START RECORDED DATA
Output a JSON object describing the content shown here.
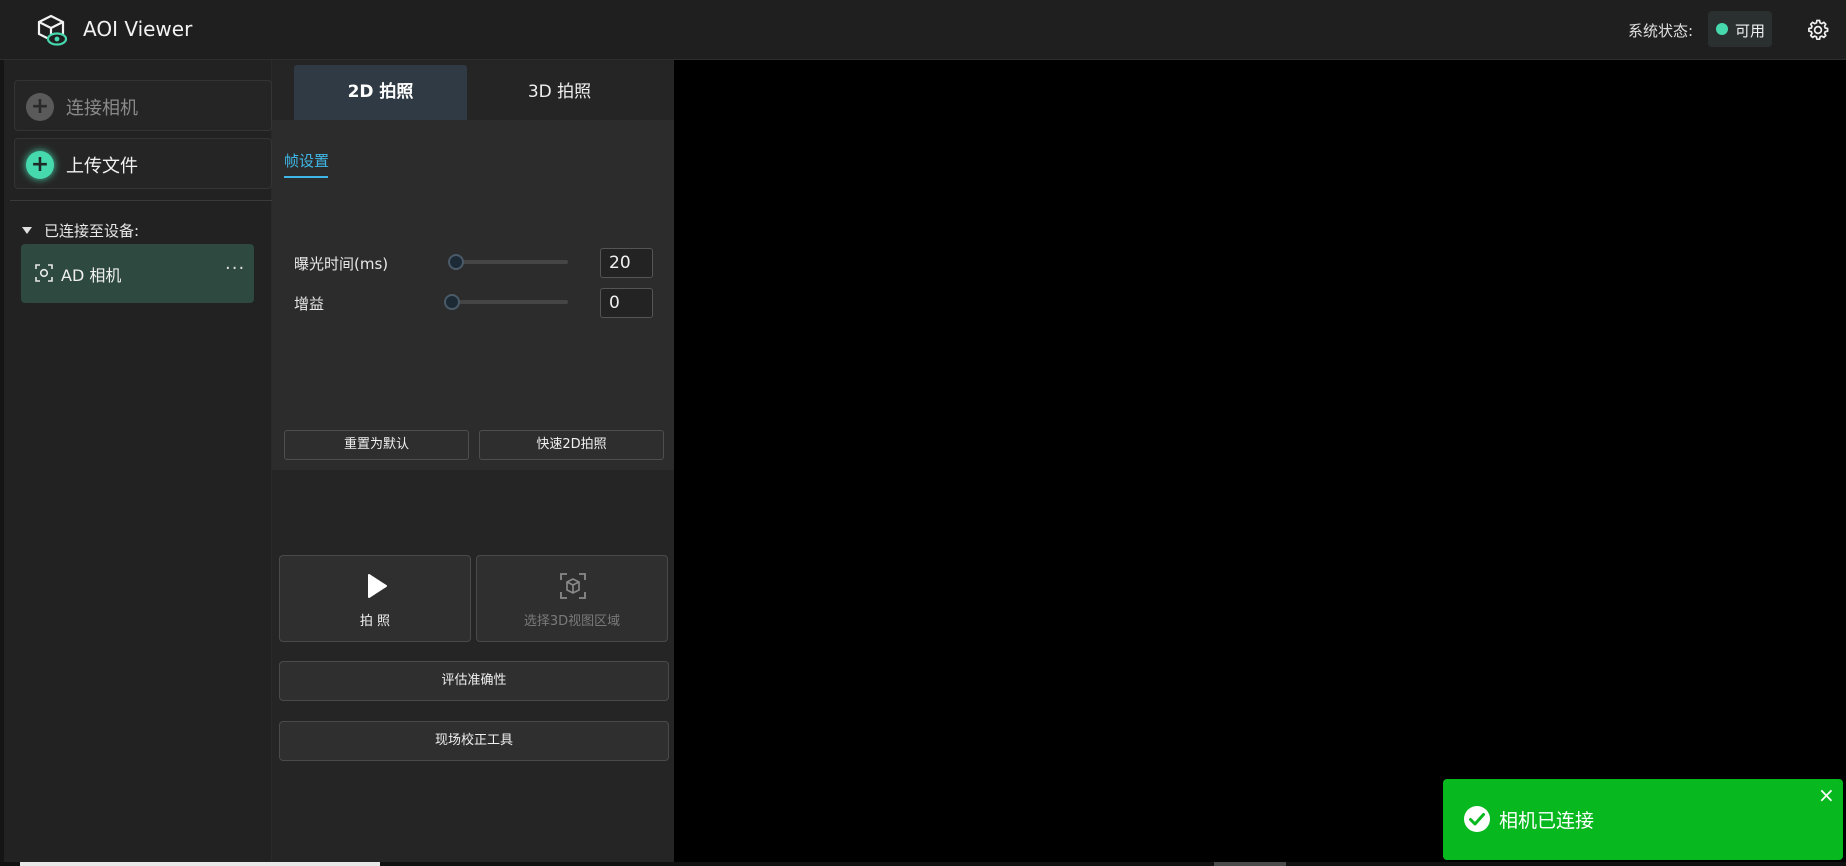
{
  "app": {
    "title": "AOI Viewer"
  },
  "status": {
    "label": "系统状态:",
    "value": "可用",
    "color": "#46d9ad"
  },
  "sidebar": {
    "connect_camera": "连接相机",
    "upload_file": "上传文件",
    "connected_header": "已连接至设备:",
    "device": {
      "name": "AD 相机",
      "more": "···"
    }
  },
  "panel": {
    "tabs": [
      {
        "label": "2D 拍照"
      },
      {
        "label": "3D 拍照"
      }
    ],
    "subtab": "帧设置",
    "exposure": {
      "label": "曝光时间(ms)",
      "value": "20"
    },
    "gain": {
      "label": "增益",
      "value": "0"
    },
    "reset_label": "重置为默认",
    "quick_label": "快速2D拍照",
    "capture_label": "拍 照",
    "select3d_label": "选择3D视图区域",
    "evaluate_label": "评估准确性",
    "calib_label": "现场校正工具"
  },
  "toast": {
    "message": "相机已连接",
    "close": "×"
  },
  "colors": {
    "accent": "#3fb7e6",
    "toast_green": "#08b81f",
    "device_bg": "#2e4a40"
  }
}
END RECORDED DATA
START RECORDED DATA
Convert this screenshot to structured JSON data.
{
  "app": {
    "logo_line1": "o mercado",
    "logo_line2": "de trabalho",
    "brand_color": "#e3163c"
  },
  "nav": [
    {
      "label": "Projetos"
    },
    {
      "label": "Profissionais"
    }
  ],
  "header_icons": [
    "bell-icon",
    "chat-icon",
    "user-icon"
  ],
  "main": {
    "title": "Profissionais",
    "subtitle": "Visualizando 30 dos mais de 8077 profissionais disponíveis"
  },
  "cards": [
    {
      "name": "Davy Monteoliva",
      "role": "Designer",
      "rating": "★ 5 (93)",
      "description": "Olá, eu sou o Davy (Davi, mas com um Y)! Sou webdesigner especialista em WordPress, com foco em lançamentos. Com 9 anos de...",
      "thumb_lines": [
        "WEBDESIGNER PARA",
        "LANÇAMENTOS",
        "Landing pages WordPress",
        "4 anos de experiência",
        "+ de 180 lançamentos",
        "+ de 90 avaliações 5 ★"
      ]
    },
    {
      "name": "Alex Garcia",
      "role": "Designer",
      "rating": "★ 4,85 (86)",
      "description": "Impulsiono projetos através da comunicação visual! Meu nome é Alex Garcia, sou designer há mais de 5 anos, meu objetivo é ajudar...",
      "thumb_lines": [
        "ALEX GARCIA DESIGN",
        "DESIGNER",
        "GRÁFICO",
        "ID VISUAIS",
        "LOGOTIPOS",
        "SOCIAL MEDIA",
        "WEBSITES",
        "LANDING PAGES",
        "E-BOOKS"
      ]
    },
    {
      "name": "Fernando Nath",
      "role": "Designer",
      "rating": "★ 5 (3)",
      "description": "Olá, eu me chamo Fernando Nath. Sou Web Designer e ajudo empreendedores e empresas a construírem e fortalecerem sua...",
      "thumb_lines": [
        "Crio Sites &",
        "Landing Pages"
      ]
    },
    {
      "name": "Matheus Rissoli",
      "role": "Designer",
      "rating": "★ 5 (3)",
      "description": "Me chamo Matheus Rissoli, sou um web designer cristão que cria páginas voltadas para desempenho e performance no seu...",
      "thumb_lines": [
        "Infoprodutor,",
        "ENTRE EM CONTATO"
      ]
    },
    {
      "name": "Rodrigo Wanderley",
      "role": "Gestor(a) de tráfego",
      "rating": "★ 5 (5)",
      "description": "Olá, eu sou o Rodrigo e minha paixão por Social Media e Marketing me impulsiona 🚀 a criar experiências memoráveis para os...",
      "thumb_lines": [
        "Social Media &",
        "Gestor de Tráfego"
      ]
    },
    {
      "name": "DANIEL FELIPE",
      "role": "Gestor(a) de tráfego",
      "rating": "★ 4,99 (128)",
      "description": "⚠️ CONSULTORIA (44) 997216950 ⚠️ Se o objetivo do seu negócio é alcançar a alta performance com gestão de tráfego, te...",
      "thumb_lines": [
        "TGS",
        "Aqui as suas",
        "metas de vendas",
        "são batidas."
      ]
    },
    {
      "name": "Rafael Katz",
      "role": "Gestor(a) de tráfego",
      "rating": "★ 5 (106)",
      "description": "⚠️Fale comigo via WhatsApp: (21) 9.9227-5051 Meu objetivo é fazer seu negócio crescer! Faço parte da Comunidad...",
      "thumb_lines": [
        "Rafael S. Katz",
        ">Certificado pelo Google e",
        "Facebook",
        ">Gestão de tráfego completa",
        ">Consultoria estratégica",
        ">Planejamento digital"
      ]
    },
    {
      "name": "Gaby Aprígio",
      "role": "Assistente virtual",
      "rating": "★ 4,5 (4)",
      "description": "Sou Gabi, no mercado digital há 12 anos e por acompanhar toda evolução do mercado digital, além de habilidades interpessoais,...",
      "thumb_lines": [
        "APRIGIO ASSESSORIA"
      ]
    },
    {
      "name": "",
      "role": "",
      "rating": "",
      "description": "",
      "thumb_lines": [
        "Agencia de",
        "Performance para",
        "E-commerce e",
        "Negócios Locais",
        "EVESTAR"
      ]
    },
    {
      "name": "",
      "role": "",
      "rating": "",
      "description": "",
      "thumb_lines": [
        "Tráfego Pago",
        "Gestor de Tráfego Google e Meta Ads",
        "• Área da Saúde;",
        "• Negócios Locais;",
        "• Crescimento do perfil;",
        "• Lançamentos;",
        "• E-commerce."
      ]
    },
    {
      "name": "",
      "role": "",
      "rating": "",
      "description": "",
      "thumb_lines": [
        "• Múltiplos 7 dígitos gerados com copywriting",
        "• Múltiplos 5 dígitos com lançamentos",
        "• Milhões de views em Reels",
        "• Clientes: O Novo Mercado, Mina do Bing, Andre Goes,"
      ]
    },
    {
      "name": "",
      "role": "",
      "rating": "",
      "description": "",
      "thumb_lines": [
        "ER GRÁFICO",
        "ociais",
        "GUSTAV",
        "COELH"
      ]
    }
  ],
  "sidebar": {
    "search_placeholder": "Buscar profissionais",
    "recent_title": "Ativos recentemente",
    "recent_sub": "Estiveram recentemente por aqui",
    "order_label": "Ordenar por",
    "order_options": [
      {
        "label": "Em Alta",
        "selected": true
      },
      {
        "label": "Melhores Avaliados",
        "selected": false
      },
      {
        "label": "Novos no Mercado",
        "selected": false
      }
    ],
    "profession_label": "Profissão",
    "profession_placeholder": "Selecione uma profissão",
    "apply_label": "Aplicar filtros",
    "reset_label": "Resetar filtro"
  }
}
END RECORDED DATA
EXERCISE DESCRIPTION » Write out every line of the entries that holds the word "Google".

WRITTEN ANSWER »
        ">Certificado pelo Google e",
        "Gestor de Tráfego Google e Meta Ads",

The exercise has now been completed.